§ Material for this task:
--- Begin ---

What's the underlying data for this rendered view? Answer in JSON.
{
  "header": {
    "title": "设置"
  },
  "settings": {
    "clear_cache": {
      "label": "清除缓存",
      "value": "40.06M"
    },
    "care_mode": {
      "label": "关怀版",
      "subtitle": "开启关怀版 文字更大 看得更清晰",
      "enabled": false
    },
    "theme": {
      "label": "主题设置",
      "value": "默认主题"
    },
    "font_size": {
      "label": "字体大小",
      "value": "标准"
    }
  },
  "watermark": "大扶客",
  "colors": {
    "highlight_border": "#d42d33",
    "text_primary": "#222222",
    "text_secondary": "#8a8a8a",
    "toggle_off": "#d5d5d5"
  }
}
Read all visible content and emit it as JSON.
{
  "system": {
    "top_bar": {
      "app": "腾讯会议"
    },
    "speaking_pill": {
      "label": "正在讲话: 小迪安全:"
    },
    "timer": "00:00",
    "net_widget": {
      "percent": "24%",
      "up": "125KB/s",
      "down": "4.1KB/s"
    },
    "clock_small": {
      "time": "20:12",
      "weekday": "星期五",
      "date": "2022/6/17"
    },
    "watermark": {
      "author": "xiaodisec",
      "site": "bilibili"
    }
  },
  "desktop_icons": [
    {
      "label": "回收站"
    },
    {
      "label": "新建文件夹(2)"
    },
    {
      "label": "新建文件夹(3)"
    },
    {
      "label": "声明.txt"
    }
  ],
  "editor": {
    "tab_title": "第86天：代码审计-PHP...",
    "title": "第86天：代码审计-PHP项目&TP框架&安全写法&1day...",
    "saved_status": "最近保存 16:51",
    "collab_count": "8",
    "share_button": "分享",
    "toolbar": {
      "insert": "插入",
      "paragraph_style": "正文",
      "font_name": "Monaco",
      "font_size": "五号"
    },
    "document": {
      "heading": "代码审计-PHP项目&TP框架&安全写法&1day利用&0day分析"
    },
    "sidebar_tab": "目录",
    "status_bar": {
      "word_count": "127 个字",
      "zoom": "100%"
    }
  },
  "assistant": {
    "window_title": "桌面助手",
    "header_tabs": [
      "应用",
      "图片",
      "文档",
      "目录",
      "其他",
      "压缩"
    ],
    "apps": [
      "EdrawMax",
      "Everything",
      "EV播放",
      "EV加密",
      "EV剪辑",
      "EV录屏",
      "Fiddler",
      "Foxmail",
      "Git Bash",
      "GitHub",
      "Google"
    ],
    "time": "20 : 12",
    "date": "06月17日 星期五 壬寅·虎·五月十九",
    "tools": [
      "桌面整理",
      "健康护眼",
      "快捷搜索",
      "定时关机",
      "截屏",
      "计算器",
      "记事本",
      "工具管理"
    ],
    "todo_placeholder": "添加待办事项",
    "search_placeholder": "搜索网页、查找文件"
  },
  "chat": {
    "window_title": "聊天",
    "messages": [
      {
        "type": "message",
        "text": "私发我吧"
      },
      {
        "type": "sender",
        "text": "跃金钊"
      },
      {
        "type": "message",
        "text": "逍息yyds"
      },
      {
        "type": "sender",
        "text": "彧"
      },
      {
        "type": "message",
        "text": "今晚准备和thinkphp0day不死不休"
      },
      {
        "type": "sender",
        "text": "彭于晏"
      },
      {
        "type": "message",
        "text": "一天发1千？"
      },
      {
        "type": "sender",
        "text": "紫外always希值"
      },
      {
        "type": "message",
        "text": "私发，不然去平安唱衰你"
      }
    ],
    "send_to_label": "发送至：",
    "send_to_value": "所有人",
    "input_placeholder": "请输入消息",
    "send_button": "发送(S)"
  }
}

--- End ---

§ What you need to do:
Quote all of the entries verbatim.

§ Result for this exercise:
What's the underlying data for this rendered view? Answer in JSON.
{
  "header": {
    "title": "设置"
  },
  "settings": {
    "clear_cache": {
      "label": "清除缓存",
      "value": "40.06M"
    },
    "care_mode": {
      "label": "关怀版",
      "subtitle": "开启关怀版 文字更大 看得更清晰",
      "enabled": false
    },
    "theme": {
      "label": "主题设置",
      "value": "默认主题"
    },
    "font_size": {
      "label": "字体大小",
      "value": "标准"
    }
  },
  "watermark": "大扶客",
  "colors": {
    "highlight_border": "#d42d33",
    "text_primary": "#222222",
    "text_secondary": "#8a8a8a",
    "toggle_off": "#d5d5d5"
  }
}
Read all visible content and emit it as JSON.
{
  "system": {
    "top_bar": {
      "app": "腾讯会议"
    },
    "speaking_pill": {
      "label": "正在讲话: 小迪安全:"
    },
    "timer": "00:00",
    "net_widget": {
      "percent": "24%",
      "up": "125KB/s",
      "down": "4.1KB/s"
    },
    "clock_small": {
      "time": "20:12",
      "weekday": "星期五",
      "date": "2022/6/17"
    },
    "watermark": {
      "author": "xiaodisec",
      "site": "bilibili"
    }
  },
  "desktop_icons": [
    {
      "label": "回收站"
    },
    {
      "label": "新建文件夹(2)"
    },
    {
      "label": "新建文件夹(3)"
    },
    {
      "label": "声明.txt"
    }
  ],
  "editor": {
    "tab_title": "第86天：代码审计-PHP...",
    "title": "第86天：代码审计-PHP项目&TP框架&安全写法&1day...",
    "saved_status": "最近保存 16:51",
    "collab_count": "8",
    "share_button": "分享",
    "toolbar": {
      "insert": "插入",
      "paragraph_style": "正文",
      "font_name": "Monaco",
      "font_size": "五号"
    },
    "document": {
      "heading": "代码审计-PHP项目&TP框架&安全写法&1day利用&0day分析"
    },
    "sidebar_tab": "目录",
    "status_bar": {
      "word_count": "127 个字",
      "zoom": "100%"
    }
  },
  "assistant": {
    "window_title": "桌面助手",
    "header_tabs": [
      "应用",
      "图片",
      "文档",
      "目录",
      "其他",
      "压缩"
    ],
    "apps": [
      "EdrawMax",
      "Everything",
      "EV播放",
      "EV加密",
      "EV剪辑",
      "EV录屏",
      "Fiddler",
      "Foxmail",
      "Git Bash",
      "GitHub",
      "Google"
    ],
    "time": "20 : 12",
    "date": "06月17日 星期五 壬寅·虎·五月十九",
    "tools": [
      "桌面整理",
      "健康护眼",
      "快捷搜索",
      "定时关机",
      "截屏",
      "计算器",
      "记事本",
      "工具管理"
    ],
    "todo_placeholder": "添加待办事项",
    "search_placeholder": "搜索网页、查找文件"
  },
  "chat": {
    "window_title": "聊天",
    "messages": [
      {
        "type": "message",
        "text": "私发我吧"
      },
      {
        "type": "sender",
        "text": "跃金钊"
      },
      {
        "type": "message",
        "text": "逍息yyds"
      },
      {
        "type": "sender",
        "text": "彧"
      },
      {
        "type": "message",
        "text": "今晚准备和thinkphp0day不死不休"
      },
      {
        "type": "sender",
        "text": "彭于晏"
      },
      {
        "type": "message",
        "text": "一天发1千？"
      },
      {
        "type": "sender",
        "text": "紫外always希值"
      },
      {
        "type": "message",
        "text": "私发，不然去平安唱衰你"
      }
    ],
    "send_to_label": "发送至：",
    "send_to_value": "所有人",
    "input_placeholder": "请输入消息",
    "send_button": "发送(S)"
  }
}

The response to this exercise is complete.